EXERCISE GOAL: Only lines with the string "hextech" matter here; gather them from the material below.

RECORDS SUPPLIED:
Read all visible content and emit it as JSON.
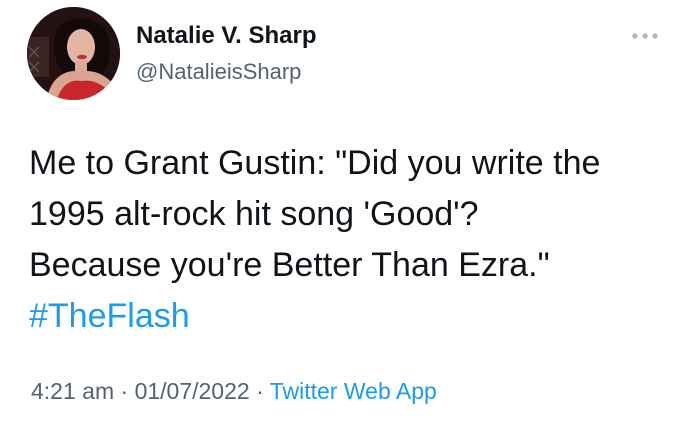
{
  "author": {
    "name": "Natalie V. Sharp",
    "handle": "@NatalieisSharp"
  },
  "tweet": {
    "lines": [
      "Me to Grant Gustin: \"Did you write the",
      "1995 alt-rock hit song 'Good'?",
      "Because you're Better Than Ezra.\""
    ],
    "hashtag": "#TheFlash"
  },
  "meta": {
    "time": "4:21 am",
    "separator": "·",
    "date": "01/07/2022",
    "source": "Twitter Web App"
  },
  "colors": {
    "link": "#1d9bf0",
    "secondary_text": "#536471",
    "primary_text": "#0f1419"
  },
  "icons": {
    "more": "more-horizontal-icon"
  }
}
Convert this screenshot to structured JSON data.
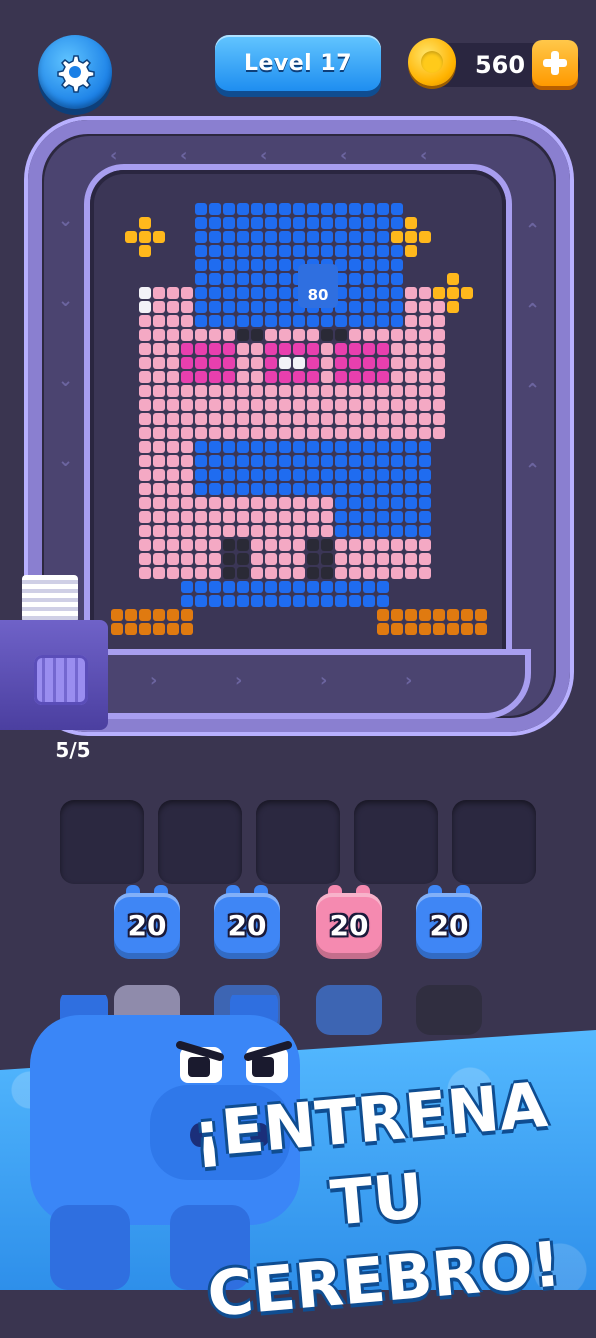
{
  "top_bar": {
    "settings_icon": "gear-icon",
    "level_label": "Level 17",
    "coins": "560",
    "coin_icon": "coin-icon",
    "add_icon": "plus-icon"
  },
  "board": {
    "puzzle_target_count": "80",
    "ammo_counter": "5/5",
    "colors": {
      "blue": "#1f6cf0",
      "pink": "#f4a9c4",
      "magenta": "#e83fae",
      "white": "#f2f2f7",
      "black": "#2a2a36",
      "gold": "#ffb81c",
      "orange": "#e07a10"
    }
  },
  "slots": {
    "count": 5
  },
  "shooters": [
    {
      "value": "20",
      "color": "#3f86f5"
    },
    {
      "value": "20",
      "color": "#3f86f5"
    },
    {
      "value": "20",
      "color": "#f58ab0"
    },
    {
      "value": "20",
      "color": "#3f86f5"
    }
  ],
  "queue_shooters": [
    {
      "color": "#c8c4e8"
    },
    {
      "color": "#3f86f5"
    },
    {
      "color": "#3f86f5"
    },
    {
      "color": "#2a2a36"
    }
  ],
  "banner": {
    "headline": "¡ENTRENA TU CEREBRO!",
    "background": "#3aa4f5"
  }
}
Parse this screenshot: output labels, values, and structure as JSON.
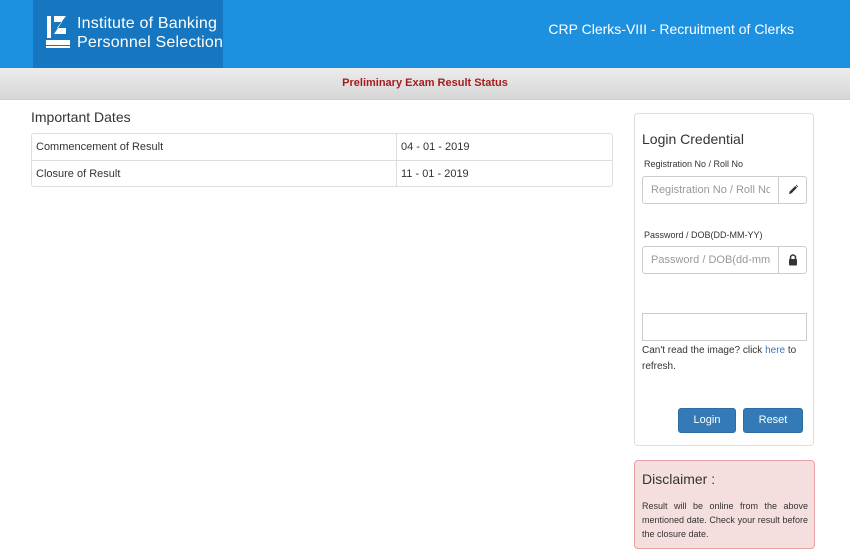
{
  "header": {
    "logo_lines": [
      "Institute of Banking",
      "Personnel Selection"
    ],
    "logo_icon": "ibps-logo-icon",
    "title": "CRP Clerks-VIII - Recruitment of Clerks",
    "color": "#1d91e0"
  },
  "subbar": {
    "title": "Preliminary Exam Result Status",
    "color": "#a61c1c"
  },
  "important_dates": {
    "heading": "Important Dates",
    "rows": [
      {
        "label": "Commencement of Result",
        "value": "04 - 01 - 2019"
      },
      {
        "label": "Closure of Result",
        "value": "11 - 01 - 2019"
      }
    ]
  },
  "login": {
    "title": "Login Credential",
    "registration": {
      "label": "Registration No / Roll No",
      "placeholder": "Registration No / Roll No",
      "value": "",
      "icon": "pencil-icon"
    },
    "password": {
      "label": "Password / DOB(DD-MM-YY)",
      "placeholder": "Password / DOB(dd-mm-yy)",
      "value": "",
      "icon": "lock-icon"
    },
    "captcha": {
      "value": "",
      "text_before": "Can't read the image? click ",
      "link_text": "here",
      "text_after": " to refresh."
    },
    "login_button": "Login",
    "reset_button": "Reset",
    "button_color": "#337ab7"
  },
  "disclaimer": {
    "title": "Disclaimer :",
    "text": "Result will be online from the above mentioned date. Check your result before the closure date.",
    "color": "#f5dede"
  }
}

...

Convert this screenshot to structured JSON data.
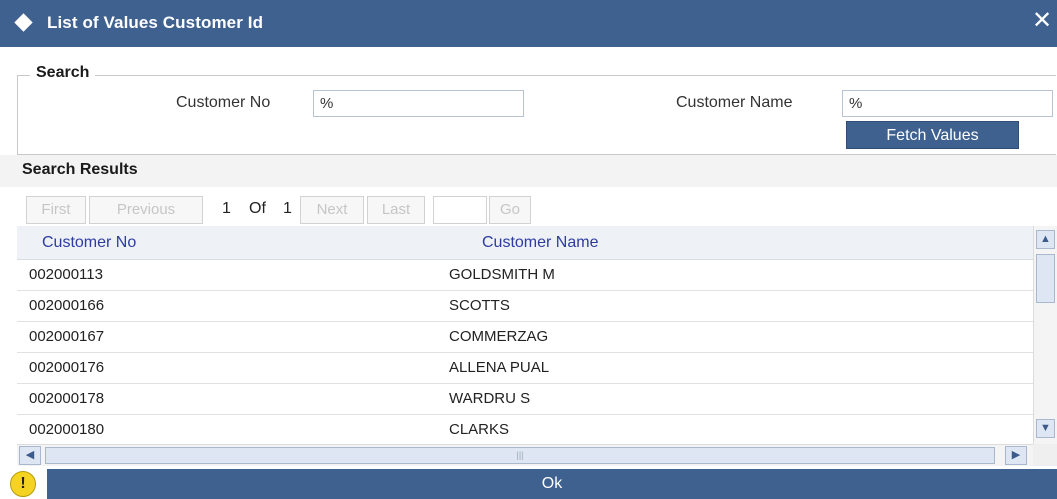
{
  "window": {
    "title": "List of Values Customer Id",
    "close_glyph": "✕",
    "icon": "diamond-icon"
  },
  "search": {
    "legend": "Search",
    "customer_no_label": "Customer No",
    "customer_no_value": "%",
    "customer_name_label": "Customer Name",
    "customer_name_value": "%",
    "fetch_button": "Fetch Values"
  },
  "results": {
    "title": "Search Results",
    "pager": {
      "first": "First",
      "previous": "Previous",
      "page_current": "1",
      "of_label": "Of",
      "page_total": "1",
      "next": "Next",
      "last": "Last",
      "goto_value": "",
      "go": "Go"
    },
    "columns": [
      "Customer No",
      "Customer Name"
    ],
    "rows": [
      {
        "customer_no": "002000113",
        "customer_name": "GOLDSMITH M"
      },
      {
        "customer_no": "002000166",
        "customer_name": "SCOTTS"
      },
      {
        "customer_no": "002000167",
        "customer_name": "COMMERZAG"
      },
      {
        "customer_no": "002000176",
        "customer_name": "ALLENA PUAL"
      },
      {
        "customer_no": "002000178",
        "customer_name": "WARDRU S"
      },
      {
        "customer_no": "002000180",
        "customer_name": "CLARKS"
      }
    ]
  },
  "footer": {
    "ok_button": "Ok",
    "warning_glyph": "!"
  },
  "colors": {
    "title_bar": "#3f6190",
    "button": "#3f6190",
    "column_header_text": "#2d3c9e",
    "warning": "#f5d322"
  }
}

---

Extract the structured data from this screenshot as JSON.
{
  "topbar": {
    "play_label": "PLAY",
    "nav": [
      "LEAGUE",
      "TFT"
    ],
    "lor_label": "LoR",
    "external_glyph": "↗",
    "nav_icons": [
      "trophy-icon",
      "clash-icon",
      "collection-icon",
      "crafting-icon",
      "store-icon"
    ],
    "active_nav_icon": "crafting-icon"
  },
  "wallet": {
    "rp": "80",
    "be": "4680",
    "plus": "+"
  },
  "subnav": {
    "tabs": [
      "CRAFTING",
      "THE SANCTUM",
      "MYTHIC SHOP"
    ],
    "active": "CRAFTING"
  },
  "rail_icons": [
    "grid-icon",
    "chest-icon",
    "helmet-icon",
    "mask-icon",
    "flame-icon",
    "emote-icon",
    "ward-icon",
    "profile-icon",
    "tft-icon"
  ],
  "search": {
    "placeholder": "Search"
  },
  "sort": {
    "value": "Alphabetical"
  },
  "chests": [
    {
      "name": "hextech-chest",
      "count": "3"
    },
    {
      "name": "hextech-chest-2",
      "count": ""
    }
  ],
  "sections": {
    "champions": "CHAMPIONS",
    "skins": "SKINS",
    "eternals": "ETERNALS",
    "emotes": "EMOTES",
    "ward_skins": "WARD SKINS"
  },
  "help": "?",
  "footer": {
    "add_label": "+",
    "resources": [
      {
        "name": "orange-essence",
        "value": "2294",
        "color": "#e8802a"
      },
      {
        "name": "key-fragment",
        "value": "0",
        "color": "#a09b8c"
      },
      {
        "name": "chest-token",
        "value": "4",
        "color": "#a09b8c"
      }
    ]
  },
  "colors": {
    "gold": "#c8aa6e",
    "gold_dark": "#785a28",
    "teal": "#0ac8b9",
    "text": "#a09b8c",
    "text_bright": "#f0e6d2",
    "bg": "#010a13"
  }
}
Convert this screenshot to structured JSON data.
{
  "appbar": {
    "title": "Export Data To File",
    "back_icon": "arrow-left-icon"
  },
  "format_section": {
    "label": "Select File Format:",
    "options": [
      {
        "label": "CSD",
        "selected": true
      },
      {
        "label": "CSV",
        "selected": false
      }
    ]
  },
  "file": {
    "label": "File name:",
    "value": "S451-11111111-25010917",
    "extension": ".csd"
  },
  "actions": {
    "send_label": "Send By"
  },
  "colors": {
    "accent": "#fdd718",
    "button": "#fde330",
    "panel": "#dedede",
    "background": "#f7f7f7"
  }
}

PROBLEM SOLUTION:
      "name": "hextech-chest",
      "name": "hextech-chest-2",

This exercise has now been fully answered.